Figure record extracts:
· · · · · · ·

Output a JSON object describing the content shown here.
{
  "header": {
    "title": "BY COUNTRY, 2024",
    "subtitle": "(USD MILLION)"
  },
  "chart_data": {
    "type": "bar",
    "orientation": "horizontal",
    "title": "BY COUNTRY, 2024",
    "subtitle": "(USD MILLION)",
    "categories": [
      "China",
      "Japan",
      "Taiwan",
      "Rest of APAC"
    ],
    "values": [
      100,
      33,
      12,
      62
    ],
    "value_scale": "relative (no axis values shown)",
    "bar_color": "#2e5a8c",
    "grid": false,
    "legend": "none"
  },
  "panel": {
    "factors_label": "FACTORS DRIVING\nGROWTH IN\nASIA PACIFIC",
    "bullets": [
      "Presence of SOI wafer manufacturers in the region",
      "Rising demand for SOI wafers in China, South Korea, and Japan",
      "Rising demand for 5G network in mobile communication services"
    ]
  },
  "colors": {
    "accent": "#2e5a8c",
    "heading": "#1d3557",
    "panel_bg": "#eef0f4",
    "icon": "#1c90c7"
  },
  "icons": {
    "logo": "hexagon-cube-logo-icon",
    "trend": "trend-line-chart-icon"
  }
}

· · · · · · ·

EXERCISE PROMPT:
Output every entry shown above, exactly.

SOLUTION BELOW:
Output a JSON object describing the content shown here.
{
  "header": {
    "title": "BY COUNTRY, 2024",
    "subtitle": "(USD MILLION)"
  },
  "chart_data": {
    "type": "bar",
    "orientation": "horizontal",
    "title": "BY COUNTRY, 2024",
    "subtitle": "(USD MILLION)",
    "categories": [
      "China",
      "Japan",
      "Taiwan",
      "Rest of APAC"
    ],
    "values": [
      100,
      33,
      12,
      62
    ],
    "value_scale": "relative (no axis values shown)",
    "bar_color": "#2e5a8c",
    "grid": false,
    "legend": "none"
  },
  "panel": {
    "factors_label": "FACTORS DRIVING\nGROWTH IN\nASIA PACIFIC",
    "bullets": [
      "Presence of SOI wafer manufacturers in the region",
      "Rising demand for SOI wafers in China, South Korea, and Japan",
      "Rising demand for 5G network in mobile communication services"
    ]
  },
  "colors": {
    "accent": "#2e5a8c",
    "heading": "#1d3557",
    "panel_bg": "#eef0f4",
    "icon": "#1c90c7"
  },
  "icons": {
    "logo": "hexagon-cube-logo-icon",
    "trend": "trend-line-chart-icon"
  }
}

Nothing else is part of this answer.